Directions for this task. Determine how many lines of the data below contain "text", then give only that number.

Material provided.
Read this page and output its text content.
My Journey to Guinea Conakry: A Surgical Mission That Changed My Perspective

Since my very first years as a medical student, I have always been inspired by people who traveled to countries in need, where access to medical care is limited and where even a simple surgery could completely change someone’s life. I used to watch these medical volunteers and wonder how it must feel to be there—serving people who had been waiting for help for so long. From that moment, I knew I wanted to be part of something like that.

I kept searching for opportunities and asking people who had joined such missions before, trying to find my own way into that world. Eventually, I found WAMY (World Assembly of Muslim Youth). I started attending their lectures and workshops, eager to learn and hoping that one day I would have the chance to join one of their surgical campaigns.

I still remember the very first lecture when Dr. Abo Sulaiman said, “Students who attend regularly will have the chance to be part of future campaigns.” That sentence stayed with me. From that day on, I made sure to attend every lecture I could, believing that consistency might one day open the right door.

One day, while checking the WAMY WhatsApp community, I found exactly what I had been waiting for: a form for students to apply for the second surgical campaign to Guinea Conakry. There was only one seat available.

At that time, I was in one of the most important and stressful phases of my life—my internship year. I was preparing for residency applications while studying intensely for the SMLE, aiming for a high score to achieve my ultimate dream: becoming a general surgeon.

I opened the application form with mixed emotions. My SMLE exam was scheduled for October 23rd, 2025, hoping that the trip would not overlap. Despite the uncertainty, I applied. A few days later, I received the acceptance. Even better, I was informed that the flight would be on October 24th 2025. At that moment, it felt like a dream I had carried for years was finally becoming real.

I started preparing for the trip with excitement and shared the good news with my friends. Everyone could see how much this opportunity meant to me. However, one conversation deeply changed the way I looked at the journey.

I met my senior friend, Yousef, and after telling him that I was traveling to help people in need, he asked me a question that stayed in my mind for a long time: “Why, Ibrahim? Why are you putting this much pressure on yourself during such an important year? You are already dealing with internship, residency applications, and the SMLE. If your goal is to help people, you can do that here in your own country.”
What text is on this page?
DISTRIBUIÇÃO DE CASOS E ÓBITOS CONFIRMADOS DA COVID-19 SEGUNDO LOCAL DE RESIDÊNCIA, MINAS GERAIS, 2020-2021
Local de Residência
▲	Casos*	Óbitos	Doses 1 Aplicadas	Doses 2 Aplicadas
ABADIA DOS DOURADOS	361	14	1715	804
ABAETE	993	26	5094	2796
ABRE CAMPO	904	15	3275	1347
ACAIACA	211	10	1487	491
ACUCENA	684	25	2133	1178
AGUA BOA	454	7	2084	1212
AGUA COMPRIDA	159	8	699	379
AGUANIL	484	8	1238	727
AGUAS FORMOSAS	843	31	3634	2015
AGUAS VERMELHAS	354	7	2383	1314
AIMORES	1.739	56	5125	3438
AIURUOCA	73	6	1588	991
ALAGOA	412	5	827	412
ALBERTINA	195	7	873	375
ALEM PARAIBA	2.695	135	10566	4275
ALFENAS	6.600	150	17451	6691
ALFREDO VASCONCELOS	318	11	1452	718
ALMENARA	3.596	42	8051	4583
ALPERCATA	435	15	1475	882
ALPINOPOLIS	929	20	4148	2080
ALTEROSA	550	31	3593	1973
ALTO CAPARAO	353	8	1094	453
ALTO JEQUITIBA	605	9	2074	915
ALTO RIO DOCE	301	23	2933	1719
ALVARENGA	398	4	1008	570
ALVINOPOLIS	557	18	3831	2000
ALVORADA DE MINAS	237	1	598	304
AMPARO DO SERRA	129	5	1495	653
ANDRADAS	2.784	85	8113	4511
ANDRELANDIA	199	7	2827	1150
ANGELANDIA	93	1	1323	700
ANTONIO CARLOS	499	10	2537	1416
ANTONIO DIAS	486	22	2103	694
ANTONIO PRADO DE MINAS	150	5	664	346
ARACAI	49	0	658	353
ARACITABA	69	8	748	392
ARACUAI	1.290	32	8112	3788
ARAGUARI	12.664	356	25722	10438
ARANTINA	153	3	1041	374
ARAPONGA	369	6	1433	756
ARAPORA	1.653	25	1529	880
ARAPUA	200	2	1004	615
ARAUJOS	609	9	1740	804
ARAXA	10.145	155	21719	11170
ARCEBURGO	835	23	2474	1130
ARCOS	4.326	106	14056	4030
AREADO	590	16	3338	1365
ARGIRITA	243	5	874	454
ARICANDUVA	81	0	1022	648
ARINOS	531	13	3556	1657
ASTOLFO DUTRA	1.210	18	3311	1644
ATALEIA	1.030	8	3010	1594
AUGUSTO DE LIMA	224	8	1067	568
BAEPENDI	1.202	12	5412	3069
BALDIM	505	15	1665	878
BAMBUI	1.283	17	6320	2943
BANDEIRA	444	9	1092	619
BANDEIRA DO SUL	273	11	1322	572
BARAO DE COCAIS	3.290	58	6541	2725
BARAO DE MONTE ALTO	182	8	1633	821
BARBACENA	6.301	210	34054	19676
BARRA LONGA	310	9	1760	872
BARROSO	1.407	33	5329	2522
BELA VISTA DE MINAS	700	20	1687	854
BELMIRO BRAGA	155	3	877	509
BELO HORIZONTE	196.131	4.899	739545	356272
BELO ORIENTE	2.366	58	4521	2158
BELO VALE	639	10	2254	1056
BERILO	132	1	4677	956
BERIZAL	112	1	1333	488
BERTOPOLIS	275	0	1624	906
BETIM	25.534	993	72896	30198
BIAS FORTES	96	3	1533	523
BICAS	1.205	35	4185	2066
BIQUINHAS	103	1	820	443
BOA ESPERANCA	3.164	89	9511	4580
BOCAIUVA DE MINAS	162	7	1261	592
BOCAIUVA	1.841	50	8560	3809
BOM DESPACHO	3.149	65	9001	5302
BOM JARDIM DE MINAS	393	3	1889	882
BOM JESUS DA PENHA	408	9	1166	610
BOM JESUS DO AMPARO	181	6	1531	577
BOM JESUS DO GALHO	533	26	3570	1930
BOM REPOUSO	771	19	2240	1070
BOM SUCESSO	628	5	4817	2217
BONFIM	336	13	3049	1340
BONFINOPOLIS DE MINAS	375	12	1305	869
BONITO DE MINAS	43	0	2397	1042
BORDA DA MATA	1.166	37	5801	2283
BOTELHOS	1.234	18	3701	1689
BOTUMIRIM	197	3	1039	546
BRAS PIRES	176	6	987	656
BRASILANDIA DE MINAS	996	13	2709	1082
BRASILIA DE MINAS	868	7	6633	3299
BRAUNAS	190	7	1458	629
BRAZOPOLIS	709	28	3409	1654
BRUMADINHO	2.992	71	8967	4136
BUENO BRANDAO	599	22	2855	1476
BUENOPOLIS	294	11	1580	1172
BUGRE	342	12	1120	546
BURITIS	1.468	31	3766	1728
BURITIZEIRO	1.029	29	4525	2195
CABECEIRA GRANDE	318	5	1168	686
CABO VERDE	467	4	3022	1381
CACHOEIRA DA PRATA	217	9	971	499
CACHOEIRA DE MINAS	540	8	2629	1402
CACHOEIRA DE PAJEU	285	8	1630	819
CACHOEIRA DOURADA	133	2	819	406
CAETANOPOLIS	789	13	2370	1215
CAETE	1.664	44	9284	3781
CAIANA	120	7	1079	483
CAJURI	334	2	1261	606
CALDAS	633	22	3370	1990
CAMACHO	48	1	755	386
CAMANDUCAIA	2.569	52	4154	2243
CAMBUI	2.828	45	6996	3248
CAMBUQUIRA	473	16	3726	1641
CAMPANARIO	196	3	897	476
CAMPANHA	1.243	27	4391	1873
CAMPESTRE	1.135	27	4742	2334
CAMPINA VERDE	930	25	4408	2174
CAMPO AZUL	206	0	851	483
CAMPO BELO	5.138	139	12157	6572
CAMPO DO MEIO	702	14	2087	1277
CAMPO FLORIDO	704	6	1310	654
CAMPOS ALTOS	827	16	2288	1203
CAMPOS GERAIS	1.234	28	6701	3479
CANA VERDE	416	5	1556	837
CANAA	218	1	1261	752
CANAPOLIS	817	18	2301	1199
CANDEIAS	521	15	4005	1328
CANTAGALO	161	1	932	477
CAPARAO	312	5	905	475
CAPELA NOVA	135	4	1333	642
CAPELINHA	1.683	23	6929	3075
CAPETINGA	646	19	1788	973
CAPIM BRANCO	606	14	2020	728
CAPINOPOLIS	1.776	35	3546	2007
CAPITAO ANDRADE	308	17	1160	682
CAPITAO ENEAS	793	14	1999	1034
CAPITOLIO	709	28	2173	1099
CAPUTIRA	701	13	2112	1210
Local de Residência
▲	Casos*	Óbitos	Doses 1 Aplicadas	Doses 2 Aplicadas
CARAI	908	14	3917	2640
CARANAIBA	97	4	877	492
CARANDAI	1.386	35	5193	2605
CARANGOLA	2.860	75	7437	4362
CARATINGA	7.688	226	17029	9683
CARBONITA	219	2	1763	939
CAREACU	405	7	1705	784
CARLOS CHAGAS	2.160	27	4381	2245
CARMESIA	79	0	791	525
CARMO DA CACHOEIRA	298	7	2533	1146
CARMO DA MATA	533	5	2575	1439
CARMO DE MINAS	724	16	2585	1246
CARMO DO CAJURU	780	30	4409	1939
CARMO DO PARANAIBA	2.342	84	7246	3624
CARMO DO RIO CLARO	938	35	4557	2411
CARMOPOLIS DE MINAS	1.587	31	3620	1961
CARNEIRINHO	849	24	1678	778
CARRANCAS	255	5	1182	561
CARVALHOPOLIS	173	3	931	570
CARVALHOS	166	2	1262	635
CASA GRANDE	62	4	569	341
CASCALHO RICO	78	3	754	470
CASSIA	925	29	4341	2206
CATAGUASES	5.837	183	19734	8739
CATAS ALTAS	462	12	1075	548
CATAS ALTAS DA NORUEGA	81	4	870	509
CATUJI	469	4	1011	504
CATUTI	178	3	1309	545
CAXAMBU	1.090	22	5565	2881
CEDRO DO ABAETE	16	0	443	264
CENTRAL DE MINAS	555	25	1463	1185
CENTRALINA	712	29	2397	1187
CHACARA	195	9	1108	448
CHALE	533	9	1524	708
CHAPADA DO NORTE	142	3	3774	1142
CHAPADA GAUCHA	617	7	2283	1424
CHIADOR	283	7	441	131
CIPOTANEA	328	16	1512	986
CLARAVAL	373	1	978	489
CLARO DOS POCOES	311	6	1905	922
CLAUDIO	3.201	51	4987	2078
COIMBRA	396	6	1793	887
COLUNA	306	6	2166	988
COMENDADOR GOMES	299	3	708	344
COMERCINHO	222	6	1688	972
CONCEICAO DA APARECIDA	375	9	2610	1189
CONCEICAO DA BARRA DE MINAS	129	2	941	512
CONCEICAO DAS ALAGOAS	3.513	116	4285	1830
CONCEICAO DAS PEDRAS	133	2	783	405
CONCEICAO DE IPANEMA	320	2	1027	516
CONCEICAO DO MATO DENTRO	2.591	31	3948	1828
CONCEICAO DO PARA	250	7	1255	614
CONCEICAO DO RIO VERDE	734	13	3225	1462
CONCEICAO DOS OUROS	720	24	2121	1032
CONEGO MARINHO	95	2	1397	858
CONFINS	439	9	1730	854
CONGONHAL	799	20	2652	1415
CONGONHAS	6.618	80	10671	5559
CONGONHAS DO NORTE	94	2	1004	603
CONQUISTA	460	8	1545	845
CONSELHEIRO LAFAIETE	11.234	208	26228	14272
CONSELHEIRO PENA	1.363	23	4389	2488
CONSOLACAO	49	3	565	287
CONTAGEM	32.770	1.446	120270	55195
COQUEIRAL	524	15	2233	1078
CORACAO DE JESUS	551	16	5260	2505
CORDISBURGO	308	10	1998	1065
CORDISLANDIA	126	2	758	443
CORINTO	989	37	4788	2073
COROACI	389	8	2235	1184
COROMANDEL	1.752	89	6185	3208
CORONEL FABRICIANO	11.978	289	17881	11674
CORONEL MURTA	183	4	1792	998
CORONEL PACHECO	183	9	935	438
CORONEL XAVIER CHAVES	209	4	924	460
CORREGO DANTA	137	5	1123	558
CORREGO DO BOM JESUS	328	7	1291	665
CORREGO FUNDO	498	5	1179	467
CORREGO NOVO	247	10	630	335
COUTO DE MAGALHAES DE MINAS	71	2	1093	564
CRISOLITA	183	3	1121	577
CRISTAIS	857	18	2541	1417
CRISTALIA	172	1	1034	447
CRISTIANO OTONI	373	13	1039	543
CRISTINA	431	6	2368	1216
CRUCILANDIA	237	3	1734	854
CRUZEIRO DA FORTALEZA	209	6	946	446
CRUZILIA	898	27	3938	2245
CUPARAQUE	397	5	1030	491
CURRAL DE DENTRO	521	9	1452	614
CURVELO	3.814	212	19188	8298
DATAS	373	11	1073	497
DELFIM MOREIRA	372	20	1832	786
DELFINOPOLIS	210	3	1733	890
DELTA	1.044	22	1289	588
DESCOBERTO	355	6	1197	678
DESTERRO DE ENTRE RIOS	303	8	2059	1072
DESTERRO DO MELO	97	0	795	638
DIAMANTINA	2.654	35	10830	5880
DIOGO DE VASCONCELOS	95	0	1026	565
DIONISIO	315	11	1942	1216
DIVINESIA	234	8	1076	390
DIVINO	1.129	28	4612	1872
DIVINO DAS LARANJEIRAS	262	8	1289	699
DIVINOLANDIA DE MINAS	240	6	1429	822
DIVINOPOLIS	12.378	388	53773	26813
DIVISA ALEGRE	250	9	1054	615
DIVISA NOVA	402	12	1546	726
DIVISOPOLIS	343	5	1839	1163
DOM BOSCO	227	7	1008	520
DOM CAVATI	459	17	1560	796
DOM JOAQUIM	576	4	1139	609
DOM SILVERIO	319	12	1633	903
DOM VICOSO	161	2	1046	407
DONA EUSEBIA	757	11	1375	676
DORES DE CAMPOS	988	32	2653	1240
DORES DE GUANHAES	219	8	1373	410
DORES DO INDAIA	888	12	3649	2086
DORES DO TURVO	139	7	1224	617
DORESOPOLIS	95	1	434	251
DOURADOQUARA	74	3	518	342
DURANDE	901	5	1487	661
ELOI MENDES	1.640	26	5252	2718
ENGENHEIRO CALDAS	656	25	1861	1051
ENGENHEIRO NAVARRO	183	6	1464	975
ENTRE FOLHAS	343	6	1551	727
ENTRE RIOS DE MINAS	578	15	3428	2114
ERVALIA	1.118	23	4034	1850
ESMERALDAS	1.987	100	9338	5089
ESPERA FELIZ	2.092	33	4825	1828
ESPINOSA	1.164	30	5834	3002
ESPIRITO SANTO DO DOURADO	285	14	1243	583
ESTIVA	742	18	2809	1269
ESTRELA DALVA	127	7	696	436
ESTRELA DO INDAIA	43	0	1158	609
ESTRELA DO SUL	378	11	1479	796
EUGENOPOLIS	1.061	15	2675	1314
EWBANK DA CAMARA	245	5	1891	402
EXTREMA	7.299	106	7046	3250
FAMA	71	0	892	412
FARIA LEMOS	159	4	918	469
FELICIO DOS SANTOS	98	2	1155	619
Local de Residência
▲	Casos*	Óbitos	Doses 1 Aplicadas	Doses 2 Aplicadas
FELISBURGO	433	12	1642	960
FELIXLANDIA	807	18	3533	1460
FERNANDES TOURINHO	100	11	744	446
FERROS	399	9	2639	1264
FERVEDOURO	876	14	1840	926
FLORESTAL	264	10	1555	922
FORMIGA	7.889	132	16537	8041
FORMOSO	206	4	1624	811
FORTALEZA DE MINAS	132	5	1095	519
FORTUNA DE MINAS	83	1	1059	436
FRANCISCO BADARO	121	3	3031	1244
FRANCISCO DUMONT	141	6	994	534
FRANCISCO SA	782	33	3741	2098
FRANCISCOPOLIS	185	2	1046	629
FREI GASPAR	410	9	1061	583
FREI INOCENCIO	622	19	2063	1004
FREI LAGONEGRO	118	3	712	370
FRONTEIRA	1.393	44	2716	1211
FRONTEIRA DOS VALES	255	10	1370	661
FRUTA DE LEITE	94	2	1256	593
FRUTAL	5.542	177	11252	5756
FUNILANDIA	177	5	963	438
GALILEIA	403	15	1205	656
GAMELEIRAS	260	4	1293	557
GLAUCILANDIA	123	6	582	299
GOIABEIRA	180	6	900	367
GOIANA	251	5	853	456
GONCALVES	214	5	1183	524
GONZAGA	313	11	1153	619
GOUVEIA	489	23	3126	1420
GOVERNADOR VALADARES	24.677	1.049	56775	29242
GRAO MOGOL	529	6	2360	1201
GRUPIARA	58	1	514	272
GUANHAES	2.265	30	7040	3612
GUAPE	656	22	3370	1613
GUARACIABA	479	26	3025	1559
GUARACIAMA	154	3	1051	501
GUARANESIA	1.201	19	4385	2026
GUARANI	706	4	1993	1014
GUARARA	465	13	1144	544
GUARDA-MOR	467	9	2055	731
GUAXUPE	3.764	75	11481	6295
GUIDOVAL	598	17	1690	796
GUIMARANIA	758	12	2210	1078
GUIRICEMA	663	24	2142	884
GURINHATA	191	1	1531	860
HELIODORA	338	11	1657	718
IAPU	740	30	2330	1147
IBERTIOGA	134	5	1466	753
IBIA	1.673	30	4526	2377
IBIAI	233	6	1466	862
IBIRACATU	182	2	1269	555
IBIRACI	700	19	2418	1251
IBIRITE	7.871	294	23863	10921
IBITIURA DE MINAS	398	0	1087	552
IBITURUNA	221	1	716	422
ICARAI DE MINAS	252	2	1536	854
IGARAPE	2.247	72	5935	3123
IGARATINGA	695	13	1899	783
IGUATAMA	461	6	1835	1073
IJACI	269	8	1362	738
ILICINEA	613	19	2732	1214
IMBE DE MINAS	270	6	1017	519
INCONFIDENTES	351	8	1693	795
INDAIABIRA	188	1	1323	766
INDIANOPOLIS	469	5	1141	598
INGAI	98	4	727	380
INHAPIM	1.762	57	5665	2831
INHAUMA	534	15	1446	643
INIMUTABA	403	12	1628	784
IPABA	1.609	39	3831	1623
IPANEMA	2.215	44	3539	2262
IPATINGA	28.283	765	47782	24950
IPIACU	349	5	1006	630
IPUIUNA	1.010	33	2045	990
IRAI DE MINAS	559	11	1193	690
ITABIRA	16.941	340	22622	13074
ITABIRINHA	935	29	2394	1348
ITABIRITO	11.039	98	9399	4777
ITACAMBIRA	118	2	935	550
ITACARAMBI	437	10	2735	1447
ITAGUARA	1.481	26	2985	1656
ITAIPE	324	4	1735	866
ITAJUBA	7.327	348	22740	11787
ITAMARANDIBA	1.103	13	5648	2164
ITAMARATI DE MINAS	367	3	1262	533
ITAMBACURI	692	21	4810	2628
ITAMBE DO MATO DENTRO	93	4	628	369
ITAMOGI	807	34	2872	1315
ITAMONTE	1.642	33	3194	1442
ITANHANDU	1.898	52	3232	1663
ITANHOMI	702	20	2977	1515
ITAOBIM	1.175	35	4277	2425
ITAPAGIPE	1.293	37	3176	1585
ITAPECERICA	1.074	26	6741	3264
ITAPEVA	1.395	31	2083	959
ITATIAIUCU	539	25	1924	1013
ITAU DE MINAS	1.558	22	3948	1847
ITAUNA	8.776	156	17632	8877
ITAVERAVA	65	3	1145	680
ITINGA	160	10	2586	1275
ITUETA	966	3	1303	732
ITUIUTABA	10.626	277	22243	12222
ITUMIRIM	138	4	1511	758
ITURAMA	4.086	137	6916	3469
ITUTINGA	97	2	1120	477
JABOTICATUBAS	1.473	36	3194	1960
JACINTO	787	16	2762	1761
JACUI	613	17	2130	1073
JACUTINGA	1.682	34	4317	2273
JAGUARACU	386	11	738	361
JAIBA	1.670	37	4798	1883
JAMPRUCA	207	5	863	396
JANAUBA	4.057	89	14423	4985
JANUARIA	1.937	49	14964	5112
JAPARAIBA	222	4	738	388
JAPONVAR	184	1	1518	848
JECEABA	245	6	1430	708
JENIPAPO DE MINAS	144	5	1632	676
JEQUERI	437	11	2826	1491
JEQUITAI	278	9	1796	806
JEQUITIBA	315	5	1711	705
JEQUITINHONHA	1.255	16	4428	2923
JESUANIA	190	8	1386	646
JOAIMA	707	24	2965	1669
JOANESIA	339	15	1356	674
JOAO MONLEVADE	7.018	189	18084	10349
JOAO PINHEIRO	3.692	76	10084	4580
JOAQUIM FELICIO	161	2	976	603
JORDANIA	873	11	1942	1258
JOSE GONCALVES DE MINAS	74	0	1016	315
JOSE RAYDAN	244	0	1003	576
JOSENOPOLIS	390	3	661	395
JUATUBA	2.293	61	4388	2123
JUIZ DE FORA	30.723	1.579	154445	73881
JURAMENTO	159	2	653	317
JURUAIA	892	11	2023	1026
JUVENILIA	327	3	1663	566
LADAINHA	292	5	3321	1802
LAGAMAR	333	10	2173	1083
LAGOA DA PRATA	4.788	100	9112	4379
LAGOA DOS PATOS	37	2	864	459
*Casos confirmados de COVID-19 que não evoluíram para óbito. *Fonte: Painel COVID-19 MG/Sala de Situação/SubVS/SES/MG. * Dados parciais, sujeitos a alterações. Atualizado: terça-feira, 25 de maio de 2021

Output. 2